Records from a collection –
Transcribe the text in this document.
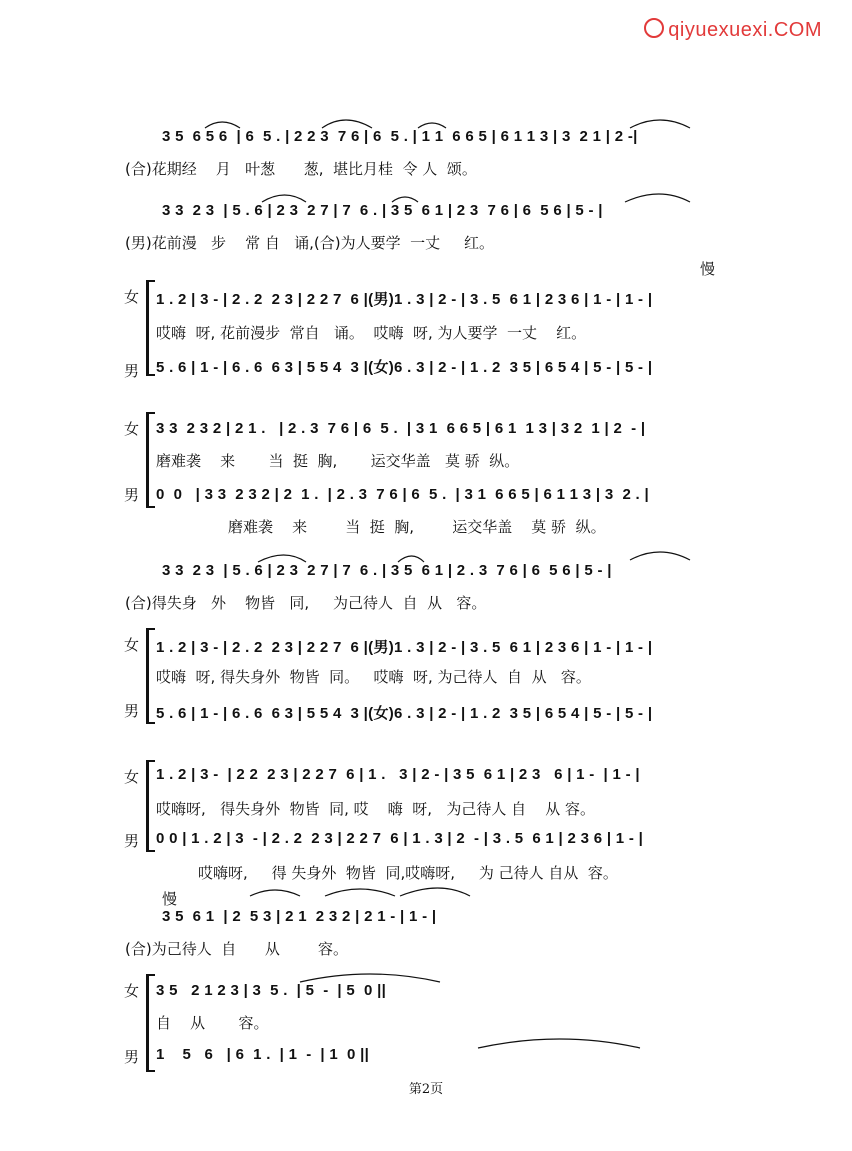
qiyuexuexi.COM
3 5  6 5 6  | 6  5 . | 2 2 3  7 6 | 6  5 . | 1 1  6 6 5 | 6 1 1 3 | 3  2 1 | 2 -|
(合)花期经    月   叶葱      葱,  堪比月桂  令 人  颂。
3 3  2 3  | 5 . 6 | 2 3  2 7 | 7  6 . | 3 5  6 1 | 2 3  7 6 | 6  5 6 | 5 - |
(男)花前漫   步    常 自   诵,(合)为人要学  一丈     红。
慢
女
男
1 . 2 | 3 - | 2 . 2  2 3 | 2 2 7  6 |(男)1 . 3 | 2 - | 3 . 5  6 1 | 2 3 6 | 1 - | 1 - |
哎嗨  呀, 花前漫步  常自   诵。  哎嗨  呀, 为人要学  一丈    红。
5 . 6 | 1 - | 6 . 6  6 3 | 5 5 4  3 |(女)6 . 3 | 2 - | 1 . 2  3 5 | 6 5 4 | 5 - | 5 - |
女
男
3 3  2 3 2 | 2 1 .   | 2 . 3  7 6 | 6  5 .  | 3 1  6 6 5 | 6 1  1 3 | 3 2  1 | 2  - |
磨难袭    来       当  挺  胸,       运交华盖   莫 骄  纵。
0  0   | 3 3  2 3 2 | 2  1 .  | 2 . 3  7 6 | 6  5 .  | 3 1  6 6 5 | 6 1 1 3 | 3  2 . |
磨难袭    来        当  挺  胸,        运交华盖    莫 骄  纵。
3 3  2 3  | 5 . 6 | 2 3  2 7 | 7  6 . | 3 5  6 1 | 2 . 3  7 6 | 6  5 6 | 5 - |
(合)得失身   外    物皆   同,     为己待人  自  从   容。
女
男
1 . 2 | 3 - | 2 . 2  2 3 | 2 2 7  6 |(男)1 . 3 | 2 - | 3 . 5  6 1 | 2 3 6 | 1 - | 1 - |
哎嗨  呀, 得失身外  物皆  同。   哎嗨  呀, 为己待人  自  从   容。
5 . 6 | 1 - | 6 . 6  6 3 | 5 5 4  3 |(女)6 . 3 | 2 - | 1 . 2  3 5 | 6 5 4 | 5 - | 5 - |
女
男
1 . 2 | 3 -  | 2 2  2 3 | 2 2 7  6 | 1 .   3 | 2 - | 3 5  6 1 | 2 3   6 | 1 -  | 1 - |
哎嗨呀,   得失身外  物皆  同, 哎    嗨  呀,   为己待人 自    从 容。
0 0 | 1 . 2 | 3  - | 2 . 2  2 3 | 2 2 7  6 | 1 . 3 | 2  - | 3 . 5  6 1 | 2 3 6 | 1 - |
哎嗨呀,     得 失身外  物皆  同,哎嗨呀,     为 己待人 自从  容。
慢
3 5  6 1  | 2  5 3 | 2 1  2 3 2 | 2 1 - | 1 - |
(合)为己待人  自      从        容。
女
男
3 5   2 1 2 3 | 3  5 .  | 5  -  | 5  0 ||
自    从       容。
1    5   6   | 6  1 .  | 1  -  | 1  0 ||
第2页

...

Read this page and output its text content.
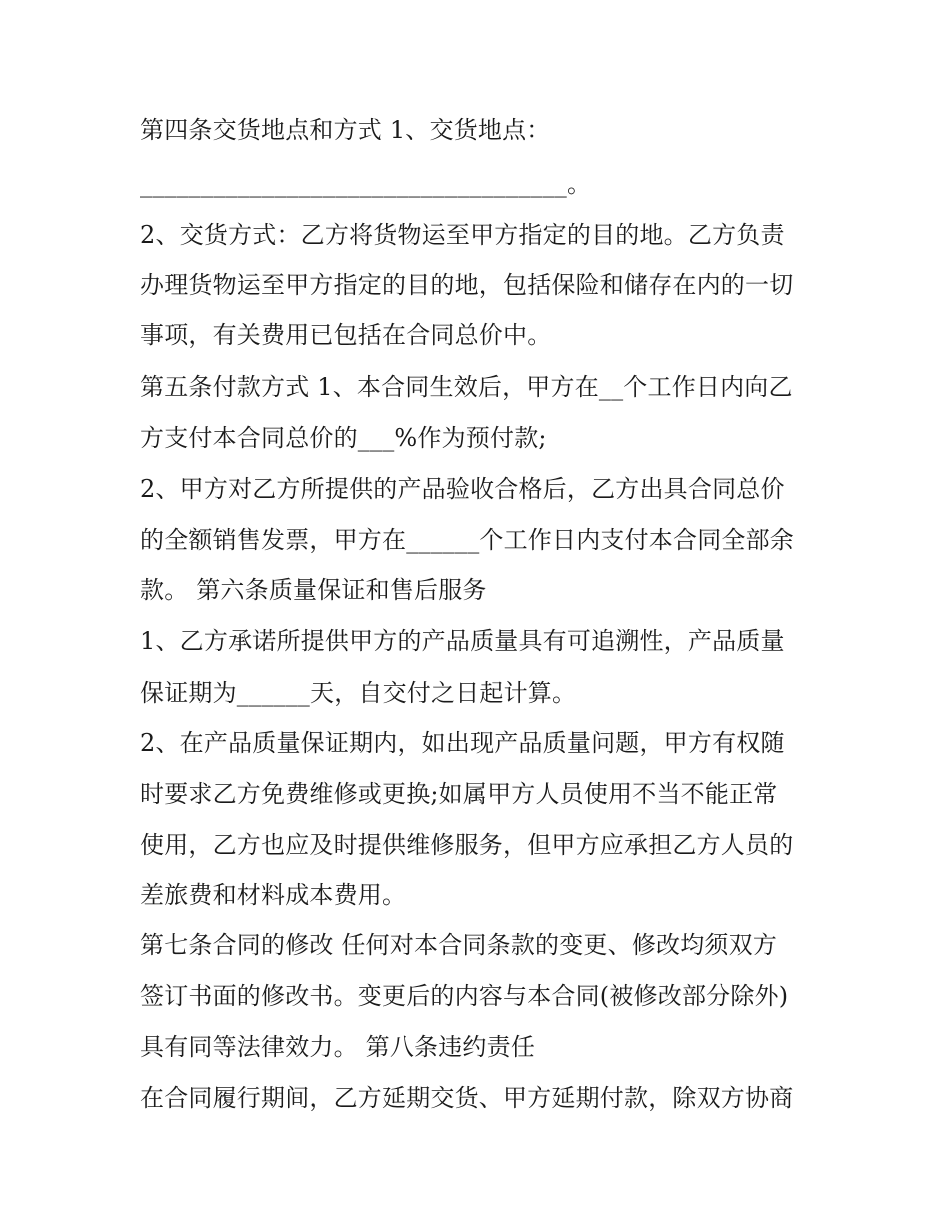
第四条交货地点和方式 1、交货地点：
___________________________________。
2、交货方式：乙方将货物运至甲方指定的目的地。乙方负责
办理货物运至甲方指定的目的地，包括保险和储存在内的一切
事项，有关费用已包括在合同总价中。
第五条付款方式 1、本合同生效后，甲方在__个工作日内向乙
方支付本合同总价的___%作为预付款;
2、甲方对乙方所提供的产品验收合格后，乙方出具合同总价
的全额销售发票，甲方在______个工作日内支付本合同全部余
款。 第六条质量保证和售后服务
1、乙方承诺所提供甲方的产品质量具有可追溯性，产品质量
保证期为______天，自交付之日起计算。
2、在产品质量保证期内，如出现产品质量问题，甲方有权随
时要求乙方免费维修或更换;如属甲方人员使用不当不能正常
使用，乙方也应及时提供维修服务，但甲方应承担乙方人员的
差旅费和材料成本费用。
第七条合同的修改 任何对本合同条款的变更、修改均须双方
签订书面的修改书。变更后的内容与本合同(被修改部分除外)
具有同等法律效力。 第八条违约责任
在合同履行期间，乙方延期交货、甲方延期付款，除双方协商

Objective – Scan the material line by line and report each one that contains "为人要学".

Solved problem –
(男)花前漫   步    常 自   诵,(合)为人要学  一丈     红。
哎嗨  呀, 花前漫步  常自   诵。  哎嗨  呀, 为人要学  一丈    红。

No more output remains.